Exercise directions:
Extract all data as written.

Data provided:
══════════
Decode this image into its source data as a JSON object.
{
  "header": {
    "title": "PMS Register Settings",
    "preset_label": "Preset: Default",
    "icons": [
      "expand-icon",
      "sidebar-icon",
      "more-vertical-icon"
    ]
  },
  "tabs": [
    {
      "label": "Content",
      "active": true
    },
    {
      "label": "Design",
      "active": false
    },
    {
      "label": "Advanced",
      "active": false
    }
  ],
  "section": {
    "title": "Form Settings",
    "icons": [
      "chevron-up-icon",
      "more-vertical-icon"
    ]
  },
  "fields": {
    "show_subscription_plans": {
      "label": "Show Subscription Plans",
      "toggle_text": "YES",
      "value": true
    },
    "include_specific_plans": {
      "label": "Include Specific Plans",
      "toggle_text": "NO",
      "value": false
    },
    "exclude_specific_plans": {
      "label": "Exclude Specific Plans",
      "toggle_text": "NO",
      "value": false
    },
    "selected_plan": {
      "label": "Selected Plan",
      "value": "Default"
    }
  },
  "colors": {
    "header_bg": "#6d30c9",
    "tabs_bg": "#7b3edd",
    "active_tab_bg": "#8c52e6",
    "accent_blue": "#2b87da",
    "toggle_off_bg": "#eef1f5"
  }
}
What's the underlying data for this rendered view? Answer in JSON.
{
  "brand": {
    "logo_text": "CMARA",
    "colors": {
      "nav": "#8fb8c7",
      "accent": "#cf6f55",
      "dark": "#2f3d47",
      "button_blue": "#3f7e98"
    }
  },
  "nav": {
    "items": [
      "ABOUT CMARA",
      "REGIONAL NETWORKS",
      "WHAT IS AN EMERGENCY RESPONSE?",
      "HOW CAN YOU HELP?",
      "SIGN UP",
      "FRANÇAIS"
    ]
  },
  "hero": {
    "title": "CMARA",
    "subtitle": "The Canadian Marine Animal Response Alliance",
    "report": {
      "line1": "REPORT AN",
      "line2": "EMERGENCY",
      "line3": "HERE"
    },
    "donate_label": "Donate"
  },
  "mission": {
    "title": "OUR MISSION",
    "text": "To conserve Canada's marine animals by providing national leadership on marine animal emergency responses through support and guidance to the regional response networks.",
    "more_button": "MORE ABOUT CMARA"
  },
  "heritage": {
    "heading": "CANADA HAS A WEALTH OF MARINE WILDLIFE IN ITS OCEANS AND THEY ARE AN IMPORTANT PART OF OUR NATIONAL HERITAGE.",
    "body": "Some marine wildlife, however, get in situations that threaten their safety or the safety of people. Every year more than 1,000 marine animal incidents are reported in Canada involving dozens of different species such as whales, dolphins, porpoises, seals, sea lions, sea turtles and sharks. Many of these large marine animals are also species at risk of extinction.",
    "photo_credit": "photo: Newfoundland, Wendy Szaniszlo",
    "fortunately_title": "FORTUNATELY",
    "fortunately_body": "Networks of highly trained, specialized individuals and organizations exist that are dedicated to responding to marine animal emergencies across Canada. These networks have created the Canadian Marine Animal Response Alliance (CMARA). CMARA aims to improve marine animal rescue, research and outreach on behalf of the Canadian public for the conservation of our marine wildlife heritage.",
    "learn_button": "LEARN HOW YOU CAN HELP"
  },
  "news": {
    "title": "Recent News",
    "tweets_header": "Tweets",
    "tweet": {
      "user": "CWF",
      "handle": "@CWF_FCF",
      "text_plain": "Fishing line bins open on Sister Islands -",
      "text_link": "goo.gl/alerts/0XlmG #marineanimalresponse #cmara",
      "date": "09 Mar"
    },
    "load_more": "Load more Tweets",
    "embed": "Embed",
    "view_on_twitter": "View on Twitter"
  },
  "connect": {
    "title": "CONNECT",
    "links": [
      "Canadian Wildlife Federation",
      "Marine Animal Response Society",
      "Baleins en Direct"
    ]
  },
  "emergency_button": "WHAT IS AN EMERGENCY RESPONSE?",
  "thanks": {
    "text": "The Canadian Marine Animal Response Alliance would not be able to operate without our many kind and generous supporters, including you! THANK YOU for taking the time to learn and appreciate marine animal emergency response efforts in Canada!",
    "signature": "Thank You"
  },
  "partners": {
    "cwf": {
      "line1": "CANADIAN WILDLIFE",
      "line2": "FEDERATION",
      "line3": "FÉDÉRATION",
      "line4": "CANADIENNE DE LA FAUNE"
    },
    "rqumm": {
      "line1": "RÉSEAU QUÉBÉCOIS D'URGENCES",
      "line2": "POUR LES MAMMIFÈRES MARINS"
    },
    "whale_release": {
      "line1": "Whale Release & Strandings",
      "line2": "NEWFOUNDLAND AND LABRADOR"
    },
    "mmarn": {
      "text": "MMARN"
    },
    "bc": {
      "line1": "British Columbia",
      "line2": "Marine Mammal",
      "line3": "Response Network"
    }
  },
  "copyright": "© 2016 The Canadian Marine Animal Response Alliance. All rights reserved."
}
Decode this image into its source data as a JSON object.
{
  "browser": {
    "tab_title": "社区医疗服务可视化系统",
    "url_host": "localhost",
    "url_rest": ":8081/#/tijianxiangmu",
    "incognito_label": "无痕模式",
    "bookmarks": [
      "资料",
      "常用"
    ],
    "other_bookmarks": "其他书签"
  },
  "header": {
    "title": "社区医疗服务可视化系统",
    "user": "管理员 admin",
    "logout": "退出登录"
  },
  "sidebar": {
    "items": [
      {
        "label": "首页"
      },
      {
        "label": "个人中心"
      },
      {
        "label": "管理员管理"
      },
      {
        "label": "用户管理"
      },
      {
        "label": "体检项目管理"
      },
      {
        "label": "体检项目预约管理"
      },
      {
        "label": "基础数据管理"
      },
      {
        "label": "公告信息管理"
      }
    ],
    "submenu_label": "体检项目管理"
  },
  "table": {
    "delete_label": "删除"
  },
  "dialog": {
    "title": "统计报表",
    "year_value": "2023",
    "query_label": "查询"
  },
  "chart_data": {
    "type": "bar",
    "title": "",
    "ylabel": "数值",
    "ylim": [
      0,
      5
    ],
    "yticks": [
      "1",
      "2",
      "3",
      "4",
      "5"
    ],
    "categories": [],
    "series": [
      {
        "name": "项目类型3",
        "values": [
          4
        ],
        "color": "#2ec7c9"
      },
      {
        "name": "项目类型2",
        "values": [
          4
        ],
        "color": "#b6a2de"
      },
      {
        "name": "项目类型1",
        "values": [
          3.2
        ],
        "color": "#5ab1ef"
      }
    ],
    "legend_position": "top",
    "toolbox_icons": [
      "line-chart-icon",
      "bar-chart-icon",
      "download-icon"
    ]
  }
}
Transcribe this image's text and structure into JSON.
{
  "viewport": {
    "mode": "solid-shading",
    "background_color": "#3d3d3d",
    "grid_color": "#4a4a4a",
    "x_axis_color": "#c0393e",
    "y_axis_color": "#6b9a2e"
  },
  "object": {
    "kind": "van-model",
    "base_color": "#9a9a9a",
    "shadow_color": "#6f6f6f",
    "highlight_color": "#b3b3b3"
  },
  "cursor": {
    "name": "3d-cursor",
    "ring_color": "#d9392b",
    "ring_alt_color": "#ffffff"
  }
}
══════════
Problem solution:
Decode this image into its source data as a JSON object.
{
  "header": {
    "title": "PMS Register Settings",
    "preset_label": "Preset: Default",
    "icons": [
      "expand-icon",
      "sidebar-icon",
      "more-vertical-icon"
    ]
  },
  "tabs": [
    {
      "label": "Content",
      "active": true
    },
    {
      "label": "Design",
      "active": false
    },
    {
      "label": "Advanced",
      "active": false
    }
  ],
  "section": {
    "title": "Form Settings",
    "icons": [
      "chevron-up-icon",
      "more-vertical-icon"
    ]
  },
  "fields": {
    "show_subscription_plans": {
      "label": "Show Subscription Plans",
      "toggle_text": "YES",
      "value": true
    },
    "include_specific_plans": {
      "label": "Include Specific Plans",
      "toggle_text": "NO",
      "value": false
    },
    "exclude_specific_plans": {
      "label": "Exclude Specific Plans",
      "toggle_text": "NO",
      "value": false
    },
    "selected_plan": {
      "label": "Selected Plan",
      "value": "Default"
    }
  },
  "colors": {
    "header_bg": "#6d30c9",
    "tabs_bg": "#7b3edd",
    "active_tab_bg": "#8c52e6",
    "accent_blue": "#2b87da",
    "toggle_off_bg": "#eef1f5"
  }
}
What's the underlying data for this rendered view? Answer in JSON.
{
  "brand": {
    "logo_text": "CMARA",
    "colors": {
      "nav": "#8fb8c7",
      "accent": "#cf6f55",
      "dark": "#2f3d47",
      "button_blue": "#3f7e98"
    }
  },
  "nav": {
    "items": [
      "ABOUT CMARA",
      "REGIONAL NETWORKS",
      "WHAT IS AN EMERGENCY RESPONSE?",
      "HOW CAN YOU HELP?",
      "SIGN UP",
      "FRANÇAIS"
    ]
  },
  "hero": {
    "title": "CMARA",
    "subtitle": "The Canadian Marine Animal Response Alliance",
    "report": {
      "line1": "REPORT AN",
      "line2": "EMERGENCY",
      "line3": "HERE"
    },
    "donate_label": "Donate"
  },
  "mission": {
    "title": "OUR MISSION",
    "text": "To conserve Canada's marine animals by providing national leadership on marine animal emergency responses through support and guidance to the regional response networks.",
    "more_button": "MORE ABOUT CMARA"
  },
  "heritage": {
    "heading": "CANADA HAS A WEALTH OF MARINE WILDLIFE IN ITS OCEANS AND THEY ARE AN IMPORTANT PART OF OUR NATIONAL HERITAGE.",
    "body": "Some marine wildlife, however, get in situations that threaten their safety or the safety of people. Every year more than 1,000 marine animal incidents are reported in Canada involving dozens of different species such as whales, dolphins, porpoises, seals, sea lions, sea turtles and sharks. Many of these large marine animals are also species at risk of extinction.",
    "photo_credit": "photo: Newfoundland, Wendy Szaniszlo",
    "fortunately_title": "FORTUNATELY",
    "fortunately_body": "Networks of highly trained, specialized individuals and organizations exist that are dedicated to responding to marine animal emergencies across Canada. These networks have created the Canadian Marine Animal Response Alliance (CMARA). CMARA aims to improve marine animal rescue, research and outreach on behalf of the Canadian public for the conservation of our marine wildlife heritage.",
    "learn_button": "LEARN HOW YOU CAN HELP"
  },
  "news": {
    "title": "Recent News",
    "tweets_header": "Tweets",
    "tweet": {
      "user": "CWF",
      "handle": "@CWF_FCF",
      "text_plain": "Fishing line bins open on Sister Islands -",
      "text_link": "goo.gl/alerts/0XlmG #marineanimalresponse #cmara",
      "date": "09 Mar"
    },
    "load_more": "Load more Tweets",
    "embed": "Embed",
    "view_on_twitter": "View on Twitter"
  },
  "connect": {
    "title": "CONNECT",
    "links": [
      "Canadian Wildlife Federation",
      "Marine Animal Response Society",
      "Baleins en Direct"
    ]
  },
  "emergency_button": "WHAT IS AN EMERGENCY RESPONSE?",
  "thanks": {
    "text": "The Canadian Marine Animal Response Alliance would not be able to operate without our many kind and generous supporters, including you! THANK YOU for taking the time to learn and appreciate marine animal emergency response efforts in Canada!",
    "signature": "Thank You"
  },
  "partners": {
    "cwf": {
      "line1": "CANADIAN WILDLIFE",
      "line2": "FEDERATION",
      "line3": "FÉDÉRATION",
      "line4": "CANADIENNE DE LA FAUNE"
    },
    "rqumm": {
      "line1": "RÉSEAU QUÉBÉCOIS D'URGENCES",
      "line2": "POUR LES MAMMIFÈRES MARINS"
    },
    "whale_release": {
      "line1": "Whale Release & Strandings",
      "line2": "NEWFOUNDLAND AND LABRADOR"
    },
    "mmarn": {
      "text": "MMARN"
    },
    "bc": {
      "line1": "British Columbia",
      "line2": "Marine Mammal",
      "line3": "Response Network"
    }
  },
  "copyright": "© 2016 The Canadian Marine Animal Response Alliance. All rights reserved."
}
Decode this image into its source data as a JSON object.
{
  "browser": {
    "tab_title": "社区医疗服务可视化系统",
    "url_host": "localhost",
    "url_rest": ":8081/#/tijianxiangmu",
    "incognito_label": "无痕模式",
    "bookmarks": [
      "资料",
      "常用"
    ],
    "other_bookmarks": "其他书签"
  },
  "header": {
    "title": "社区医疗服务可视化系统",
    "user": "管理员 admin",
    "logout": "退出登录"
  },
  "sidebar": {
    "items": [
      {
        "label": "首页"
      },
      {
        "label": "个人中心"
      },
      {
        "label": "管理员管理"
      },
      {
        "label": "用户管理"
      },
      {
        "label": "体检项目管理"
      },
      {
        "label": "体检项目预约管理"
      },
      {
        "label": "基础数据管理"
      },
      {
        "label": "公告信息管理"
      }
    ],
    "submenu_label": "体检项目管理"
  },
  "table": {
    "delete_label": "删除"
  },
  "dialog": {
    "title": "统计报表",
    "year_value": "2023",
    "query_label": "查询"
  },
  "chart_data": {
    "type": "bar",
    "title": "",
    "ylabel": "数值",
    "ylim": [
      0,
      5
    ],
    "yticks": [
      "1",
      "2",
      "3",
      "4",
      "5"
    ],
    "categories": [],
    "series": [
      {
        "name": "项目类型3",
        "values": [
          4
        ],
        "color": "#2ec7c9"
      },
      {
        "name": "项目类型2",
        "values": [
          4
        ],
        "color": "#b6a2de"
      },
      {
        "name": "项目类型1",
        "values": [
          3.2
        ],
        "color": "#5ab1ef"
      }
    ],
    "legend_position": "top",
    "toolbox_icons": [
      "line-chart-icon",
      "bar-chart-icon",
      "download-icon"
    ]
  }
}
Transcribe this image's text and structure into JSON.
{
  "viewport": {
    "mode": "solid-shading",
    "background_color": "#3d3d3d",
    "grid_color": "#4a4a4a",
    "x_axis_color": "#c0393e",
    "y_axis_color": "#6b9a2e"
  },
  "object": {
    "kind": "van-model",
    "base_color": "#9a9a9a",
    "shadow_color": "#6f6f6f",
    "highlight_color": "#b3b3b3"
  },
  "cursor": {
    "name": "3d-cursor",
    "ring_color": "#d9392b",
    "ring_alt_color": "#ffffff"
  }
}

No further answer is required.